• **Your goal**
Filter the entries and keep only the lines where the string "value" appears.

-- begin Entries supplied --

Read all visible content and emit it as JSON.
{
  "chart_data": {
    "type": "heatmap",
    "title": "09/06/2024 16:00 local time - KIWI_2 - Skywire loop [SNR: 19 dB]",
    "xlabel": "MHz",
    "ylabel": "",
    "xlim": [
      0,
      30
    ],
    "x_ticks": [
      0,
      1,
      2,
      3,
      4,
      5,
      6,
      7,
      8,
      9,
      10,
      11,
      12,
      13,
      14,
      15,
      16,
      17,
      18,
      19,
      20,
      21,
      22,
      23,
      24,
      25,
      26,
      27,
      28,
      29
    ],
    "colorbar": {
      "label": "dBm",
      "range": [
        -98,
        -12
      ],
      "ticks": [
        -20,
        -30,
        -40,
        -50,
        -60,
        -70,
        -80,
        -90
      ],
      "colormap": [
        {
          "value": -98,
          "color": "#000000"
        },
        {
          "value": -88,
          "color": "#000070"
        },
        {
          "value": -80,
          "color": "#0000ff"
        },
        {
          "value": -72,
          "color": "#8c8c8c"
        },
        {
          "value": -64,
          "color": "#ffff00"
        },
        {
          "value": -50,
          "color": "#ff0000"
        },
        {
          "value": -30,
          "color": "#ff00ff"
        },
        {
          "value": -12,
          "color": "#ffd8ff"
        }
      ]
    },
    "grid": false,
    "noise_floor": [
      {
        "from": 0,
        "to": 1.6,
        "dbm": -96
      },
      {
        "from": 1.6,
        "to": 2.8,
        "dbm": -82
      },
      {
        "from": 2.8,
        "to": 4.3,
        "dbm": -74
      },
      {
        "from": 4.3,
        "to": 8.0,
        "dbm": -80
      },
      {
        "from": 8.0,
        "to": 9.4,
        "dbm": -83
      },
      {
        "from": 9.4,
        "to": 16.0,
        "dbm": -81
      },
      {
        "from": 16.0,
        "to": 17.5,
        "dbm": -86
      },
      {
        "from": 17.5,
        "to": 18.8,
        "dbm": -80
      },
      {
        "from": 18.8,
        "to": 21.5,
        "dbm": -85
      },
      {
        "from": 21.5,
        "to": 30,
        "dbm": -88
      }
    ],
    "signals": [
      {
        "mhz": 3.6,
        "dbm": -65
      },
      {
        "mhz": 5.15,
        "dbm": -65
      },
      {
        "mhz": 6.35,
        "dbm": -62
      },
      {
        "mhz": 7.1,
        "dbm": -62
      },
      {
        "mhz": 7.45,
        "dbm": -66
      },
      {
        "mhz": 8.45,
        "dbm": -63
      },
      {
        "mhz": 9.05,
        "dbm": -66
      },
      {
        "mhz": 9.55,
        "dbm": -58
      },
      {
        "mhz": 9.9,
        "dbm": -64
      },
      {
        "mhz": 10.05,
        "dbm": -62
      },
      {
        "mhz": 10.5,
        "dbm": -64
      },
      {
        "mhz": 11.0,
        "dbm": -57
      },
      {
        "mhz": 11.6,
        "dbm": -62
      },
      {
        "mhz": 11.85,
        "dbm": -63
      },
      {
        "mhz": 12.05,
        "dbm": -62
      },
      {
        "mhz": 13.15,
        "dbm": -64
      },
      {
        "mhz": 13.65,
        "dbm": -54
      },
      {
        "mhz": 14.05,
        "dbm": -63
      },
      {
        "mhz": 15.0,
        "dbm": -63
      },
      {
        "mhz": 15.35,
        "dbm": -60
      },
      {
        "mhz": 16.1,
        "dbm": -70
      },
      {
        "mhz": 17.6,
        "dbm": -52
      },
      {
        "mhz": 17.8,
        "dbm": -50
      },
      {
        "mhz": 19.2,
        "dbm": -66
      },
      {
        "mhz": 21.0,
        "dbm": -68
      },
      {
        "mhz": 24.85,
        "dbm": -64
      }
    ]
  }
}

-- end Entries supplied --

• **Correct response**
          "value": -98,
          "value": -88,
          "value": -80,
          "value": -72,
          "value": -64,
          "value": -50,
          "value": -30,
          "value": -12,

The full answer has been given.